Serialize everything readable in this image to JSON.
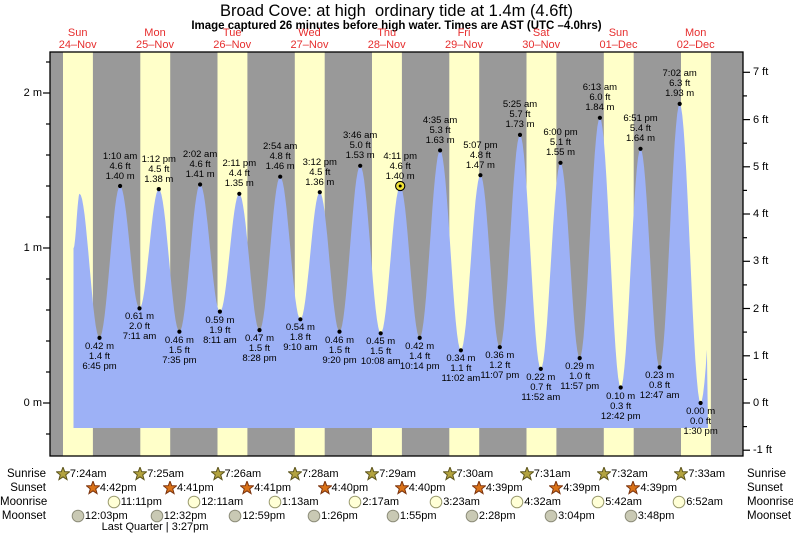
{
  "title": "Broad Cove: at high  ordinary tide at 1.4m (4.6ft)",
  "subtitle": "Image captured 26 minutes before high water. Times are AST (UTC –4.0hrs)",
  "chart_data": {
    "type": "area",
    "title": "Broad Cove: at high  ordinary tide at 1.4m (4.6ft)",
    "subtitle": "Image captured 26 minutes before high water. Times are AST (UTC –4.0hrs)",
    "timezone_note": "Times are AST (UTC –4.0hrs)",
    "days": [
      {
        "name": "Sun",
        "date": "24–Nov"
      },
      {
        "name": "Mon",
        "date": "25–Nov"
      },
      {
        "name": "Tue",
        "date": "26–Nov"
      },
      {
        "name": "Wed",
        "date": "27–Nov"
      },
      {
        "name": "Thu",
        "date": "28–Nov"
      },
      {
        "name": "Fri",
        "date": "29–Nov"
      },
      {
        "name": "Sat",
        "date": "30–Nov"
      },
      {
        "name": "Sun",
        "date": "01–Dec"
      },
      {
        "name": "Mon",
        "date": "02–Dec"
      }
    ],
    "y_axis_left": {
      "unit": "m",
      "values": [
        0,
        1,
        2
      ],
      "labels": [
        "0 m",
        "1 m",
        "2 m"
      ]
    },
    "y_axis_right": {
      "unit": "ft",
      "values": [
        -1,
        0,
        1,
        2,
        3,
        4,
        5,
        6,
        7
      ],
      "labels": [
        "-1 ft",
        "0 ft",
        "1 ft",
        "2 ft",
        "3 ft",
        "4 ft",
        "5 ft",
        "6 ft",
        "7 ft"
      ]
    },
    "ylim_m": [
      -0.34,
      2.26
    ],
    "grid": false,
    "tide_events": [
      {
        "kind": "low",
        "day": 0,
        "time": "6:45 pm",
        "m": "0.42",
        "ft": "1.4"
      },
      {
        "kind": "high",
        "day": 1,
        "time": "1:10 am",
        "m": "1.40",
        "ft": "4.6"
      },
      {
        "kind": "low",
        "day": 1,
        "time": "7:11 am",
        "m": "0.61",
        "ft": "2.0"
      },
      {
        "kind": "high",
        "day": 1,
        "time": "1:12 pm",
        "m": "1.38",
        "ft": "4.5"
      },
      {
        "kind": "low",
        "day": 1,
        "time": "7:35 pm",
        "m": "0.46",
        "ft": "1.5"
      },
      {
        "kind": "high",
        "day": 2,
        "time": "2:02 am",
        "m": "1.41",
        "ft": "4.6"
      },
      {
        "kind": "low",
        "day": 2,
        "time": "8:11 am",
        "m": "0.59",
        "ft": "1.9"
      },
      {
        "kind": "high",
        "day": 2,
        "time": "2:11 pm",
        "m": "1.35",
        "ft": "4.4"
      },
      {
        "kind": "low",
        "day": 2,
        "time": "8:28 pm",
        "m": "0.47",
        "ft": "1.5"
      },
      {
        "kind": "high",
        "day": 3,
        "time": "2:54 am",
        "m": "1.46",
        "ft": "4.8"
      },
      {
        "kind": "low",
        "day": 3,
        "time": "9:10 am",
        "m": "0.54",
        "ft": "1.8"
      },
      {
        "kind": "high",
        "day": 3,
        "time": "3:12 pm",
        "m": "1.36",
        "ft": "4.5"
      },
      {
        "kind": "low",
        "day": 3,
        "time": "9:20 pm",
        "m": "0.46",
        "ft": "1.5"
      },
      {
        "kind": "high",
        "day": 4,
        "time": "3:46 am",
        "m": "1.53",
        "ft": "5.0"
      },
      {
        "kind": "low",
        "day": 4,
        "time": "10:08 am",
        "m": "0.45",
        "ft": "1.5"
      },
      {
        "kind": "high",
        "day": 4,
        "time": "4:11 pm",
        "m": "1.40",
        "ft": "4.6",
        "current": true
      },
      {
        "kind": "low",
        "day": 4,
        "time": "10:14 pm",
        "m": "0.42",
        "ft": "1.4"
      },
      {
        "kind": "high",
        "day": 5,
        "time": "4:35 am",
        "m": "1.63",
        "ft": "5.3"
      },
      {
        "kind": "low",
        "day": 5,
        "time": "11:02 am",
        "m": "0.34",
        "ft": "1.1"
      },
      {
        "kind": "high",
        "day": 5,
        "time": "5:07 pm",
        "m": "1.47",
        "ft": "4.8"
      },
      {
        "kind": "low",
        "day": 5,
        "time": "11:07 pm",
        "m": "0.36",
        "ft": "1.2"
      },
      {
        "kind": "high",
        "day": 6,
        "time": "5:25 am",
        "m": "1.73",
        "ft": "5.7"
      },
      {
        "kind": "low",
        "day": 6,
        "time": "11:52 am",
        "m": "0.22",
        "ft": "0.7"
      },
      {
        "kind": "high",
        "day": 6,
        "time": "6:00 pm",
        "m": "1.55",
        "ft": "5.1"
      },
      {
        "kind": "low",
        "day": 6,
        "time": "11:57 pm",
        "m": "0.29",
        "ft": "1.0"
      },
      {
        "kind": "high",
        "day": 7,
        "time": "6:13 am",
        "m": "1.84",
        "ft": "6.0"
      },
      {
        "kind": "low",
        "day": 7,
        "time": "12:42 pm",
        "m": "0.10",
        "ft": "0.3"
      },
      {
        "kind": "high",
        "day": 7,
        "time": "6:51 pm",
        "m": "1.64",
        "ft": "5.4"
      },
      {
        "kind": "low",
        "day": 8,
        "time": "12:47 am",
        "m": "0.23",
        "ft": "0.8"
      },
      {
        "kind": "high",
        "day": 8,
        "time": "7:02 am",
        "m": "1.93",
        "ft": "6.3"
      },
      {
        "kind": "low",
        "day": 8,
        "time": "1:30 pm",
        "m": "0.00",
        "ft": "0.0"
      }
    ],
    "colors": {
      "night_band": "#999999",
      "day_band": "#ffffc9",
      "water": "#9db1f6",
      "day_label_red": "#e62e2e",
      "current_marker": "#f3e433",
      "dot": "#000000"
    }
  },
  "sun_moon": {
    "rows": [
      {
        "label": "Sunrise",
        "icon": "sunrise-star",
        "entries": [
          {
            "day": 0,
            "time": "7:24am"
          },
          {
            "day": 1,
            "time": "7:25am"
          },
          {
            "day": 2,
            "time": "7:26am"
          },
          {
            "day": 3,
            "time": "7:28am"
          },
          {
            "day": 4,
            "time": "7:29am"
          },
          {
            "day": 5,
            "time": "7:30am"
          },
          {
            "day": 6,
            "time": "7:31am"
          },
          {
            "day": 7,
            "time": "7:32am"
          },
          {
            "day": 8,
            "time": "7:33am"
          }
        ]
      },
      {
        "label": "Sunset",
        "icon": "sunset-star",
        "entries": [
          {
            "day": 0,
            "time": "4:42pm"
          },
          {
            "day": 1,
            "time": "4:41pm"
          },
          {
            "day": 2,
            "time": "4:41pm"
          },
          {
            "day": 3,
            "time": "4:40pm"
          },
          {
            "day": 4,
            "time": "4:40pm"
          },
          {
            "day": 5,
            "time": "4:39pm"
          },
          {
            "day": 6,
            "time": "4:39pm"
          },
          {
            "day": 7,
            "time": "4:39pm"
          }
        ]
      },
      {
        "label": "Moonrise",
        "icon": "moonrise-circle",
        "entries": [
          {
            "day": 0,
            "time": "11:11pm"
          },
          {
            "day": 2,
            "time": "12:11am"
          },
          {
            "day": 3,
            "time": "1:13am"
          },
          {
            "day": 4,
            "time": "2:17am"
          },
          {
            "day": 5,
            "time": "3:23am"
          },
          {
            "day": 6,
            "time": "4:32am"
          },
          {
            "day": 7,
            "time": "5:42am"
          },
          {
            "day": 8,
            "time": "6:52am"
          }
        ]
      },
      {
        "label": "Moonset",
        "icon": "moonset-circle",
        "entries": [
          {
            "day": 0,
            "time": "12:03pm"
          },
          {
            "day": 1,
            "time": "12:32pm"
          },
          {
            "day": 2,
            "time": "12:59pm"
          },
          {
            "day": 3,
            "time": "1:26pm"
          },
          {
            "day": 4,
            "time": "1:55pm"
          },
          {
            "day": 5,
            "time": "2:28pm"
          },
          {
            "day": 6,
            "time": "3:04pm"
          },
          {
            "day": 7,
            "time": "3:48pm"
          }
        ]
      }
    ],
    "icon_colors": {
      "sunrise_fill": "#b3a33f",
      "sunrise_stroke": "#5c541c",
      "sunset_fill": "#da7218",
      "sunset_stroke": "#7c340e",
      "moonrise_fill": "#ffffd6",
      "moonrise_stroke": "#9a9a6e",
      "moonset_fill": "#c9c9b4",
      "moonset_stroke": "#8d8d7a"
    },
    "note": "Last Quarter | 3:27pm"
  }
}
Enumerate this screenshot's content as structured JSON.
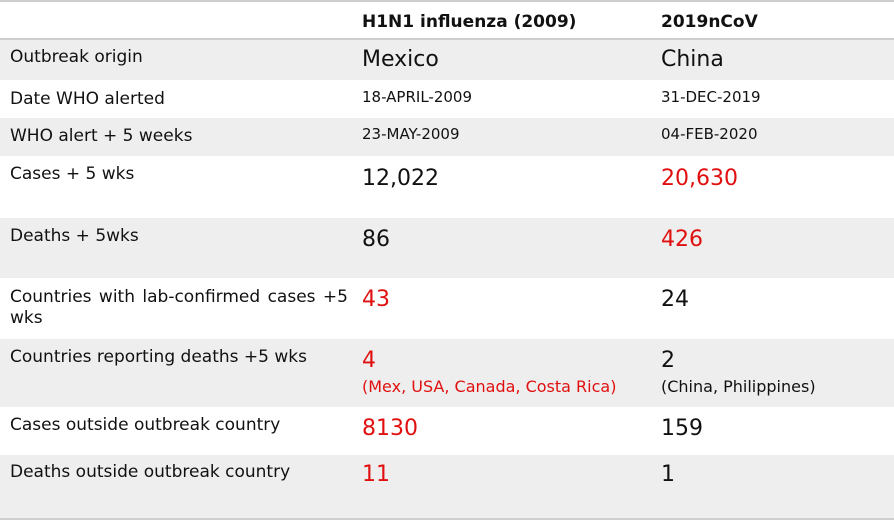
{
  "header": {
    "col2": "H1N1 influenza (2009)",
    "col3": "2019nCoV"
  },
  "rows": [
    {
      "label": "Outbreak origin",
      "v1": "Mexico",
      "v2": "China"
    },
    {
      "label": "Date WHO alerted",
      "v1": "18-APRIL-2009",
      "v2": "31-DEC-2019"
    },
    {
      "label": "WHO alert + 5 weeks",
      "v1": "23-MAY-2009",
      "v2": "04-FEB-2020"
    },
    {
      "label": "Cases + 5 wks",
      "v1": "12,022",
      "v2": "20,630"
    },
    {
      "label": "Deaths + 5wks",
      "v1": "86",
      "v2": "426"
    },
    {
      "label": "Countries with lab-confirmed cases +5 wks",
      "v1": "43",
      "v2": "24"
    },
    {
      "label": "Countries reporting deaths +5 wks",
      "v1": "4",
      "v1_note": "(Mex, USA, Canada, Costa Rica)",
      "v2": "2",
      "v2_note": "(China, Philippines)"
    },
    {
      "label": "Cases outside outbreak country",
      "v1": "8130",
      "v2": "159"
    },
    {
      "label": "Deaths outside outbreak country",
      "v1": "11",
      "v2": "1"
    }
  ],
  "colors": {
    "highlight": "#e01010",
    "text": "#111111",
    "stripe": "#eeeeee",
    "rule": "#cfcfcf"
  }
}
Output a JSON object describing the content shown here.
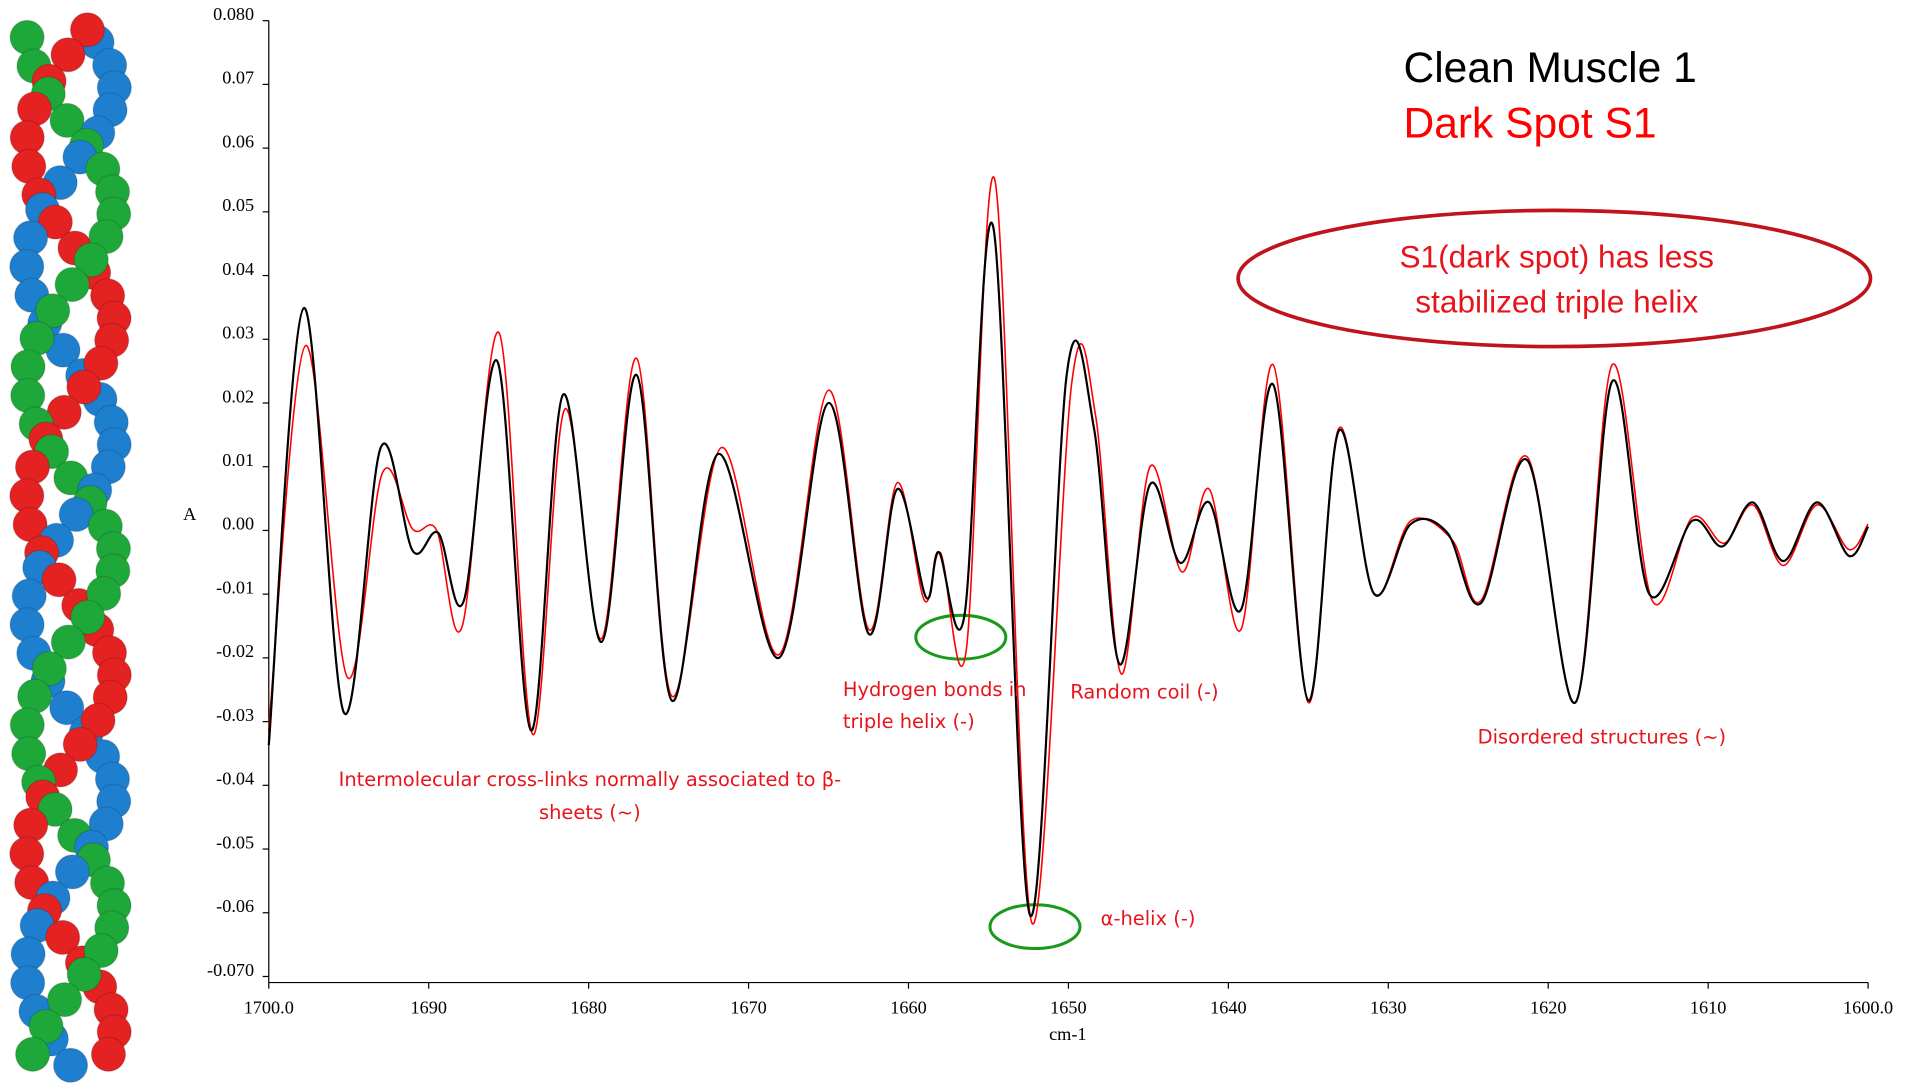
{
  "chart_data": {
    "type": "line",
    "x_label": "cm-1",
    "y_label": "A",
    "xlim": [
      1700,
      1600
    ],
    "ylim": [
      -0.07,
      0.08
    ],
    "xticks": [
      {
        "value": 1700,
        "label": "1700.0"
      },
      1690,
      1680,
      1670,
      1660,
      1650,
      1640,
      1630,
      1620,
      1610,
      {
        "value": 1600,
        "label": "1600.0"
      }
    ],
    "yticks": [
      {
        "value": 0.08,
        "label": "0.080"
      },
      0.07,
      0.06,
      0.05,
      0.04,
      0.03,
      0.02,
      0.01,
      {
        "value": 0,
        "label": "0.00"
      },
      -0.01,
      -0.02,
      -0.03,
      -0.04,
      -0.05,
      -0.06,
      {
        "value": -0.07,
        "label": "-0.070"
      }
    ],
    "series": [
      {
        "name": "Clean Muscle 1",
        "color": "#000000",
        "x": [
          1700,
          1697.8,
          1695.3,
          1693.0,
          1691.0,
          1689.4,
          1687.8,
          1685.7,
          1683.6,
          1681.6,
          1679.2,
          1677.0,
          1674.8,
          1671.9,
          1668.1,
          1665.0,
          1662.5,
          1660.7,
          1658.9,
          1658.1,
          1656.5,
          1654.7,
          1652.4,
          1650.1,
          1648.4,
          1646.8,
          1644.9,
          1643.0,
          1641.2,
          1639.2,
          1637.2,
          1635.0,
          1633.1,
          1630.9,
          1628.6,
          1626.3,
          1624.2,
          1621.3,
          1618.3,
          1616.0,
          1613.7,
          1611.0,
          1609.1,
          1607.2,
          1605.3,
          1603.2,
          1601.2,
          1600
        ],
        "values": [
          -0.0337,
          0.0349,
          -0.0286,
          0.013,
          -0.0032,
          -0.0004,
          -0.011,
          0.0265,
          -0.0314,
          0.0213,
          -0.0175,
          0.0244,
          -0.0267,
          0.012,
          -0.02,
          0.02,
          -0.0162,
          0.0065,
          -0.0105,
          -0.0034,
          -0.0133,
          0.0476,
          -0.0604,
          0.0246,
          0.016,
          -0.021,
          0.0072,
          -0.0051,
          0.0044,
          -0.0124,
          0.0229,
          -0.0267,
          0.0156,
          -0.0099,
          0.001,
          -0.0004,
          -0.0114,
          0.011,
          -0.027,
          0.0234,
          -0.0099,
          0.0015,
          -0.0025,
          0.0044,
          -0.0048,
          0.0044,
          -0.004,
          0.0006
        ]
      },
      {
        "name": "Dark Spot S1",
        "color": "#ff0000",
        "x": [
          1700,
          1697.7,
          1695.1,
          1692.9,
          1691.0,
          1689.5,
          1687.9,
          1685.6,
          1683.5,
          1681.5,
          1679.2,
          1677.0,
          1674.8,
          1671.7,
          1668.1,
          1665.0,
          1662.5,
          1660.7,
          1659.0,
          1658.0,
          1656.4,
          1654.6,
          1652.3,
          1649.8,
          1648.3,
          1646.7,
          1644.9,
          1642.9,
          1641.2,
          1639.2,
          1637.2,
          1635.0,
          1633.1,
          1630.9,
          1628.6,
          1626.0,
          1624.2,
          1621.3,
          1618.3,
          1616.0,
          1613.5,
          1611.0,
          1609.0,
          1607.2,
          1605.3,
          1603.2,
          1601.2,
          1600
        ],
        "values": [
          -0.031,
          0.029,
          -0.023,
          0.009,
          0.0002,
          0.0,
          -0.015,
          0.031,
          -0.032,
          0.019,
          -0.017,
          0.027,
          -0.026,
          0.013,
          -0.0195,
          0.022,
          -0.0155,
          0.0075,
          -0.011,
          -0.0035,
          -0.019,
          0.055,
          -0.0615,
          0.023,
          0.018,
          -0.0225,
          0.01,
          -0.0065,
          0.0065,
          -0.0155,
          0.026,
          -0.027,
          0.016,
          -0.01,
          0.0015,
          -0.0015,
          -0.011,
          0.0115,
          -0.027,
          0.026,
          -0.011,
          0.002,
          -0.002,
          0.004,
          -0.0055,
          0.004,
          -0.003,
          0.001
        ]
      }
    ],
    "annotations": [
      {
        "lines": [
          "Hydrogen bonds in",
          "triple helix (-)"
        ]
      },
      {
        "lines": [
          "Random coil (-)"
        ]
      },
      {
        "lines": [
          "Intermolecular cross-links normally associated to β-",
          "sheets (~)"
        ]
      },
      {
        "lines": [
          "α-helix (-)"
        ]
      },
      {
        "lines": [
          "Disordered structures (~)"
        ]
      },
      {
        "lines": [
          "S1(dark spot) has less",
          "stabilized  triple helix"
        ]
      }
    ]
  }
}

------------------------------------

◆ **Given problem**: Track down every line holding the string "Countries" and copy it.

◆ **Final answer**:
      "label": "Countries with lab-confirmed cases +5 wks",
      "label": "Countries reporting deaths +5 wks",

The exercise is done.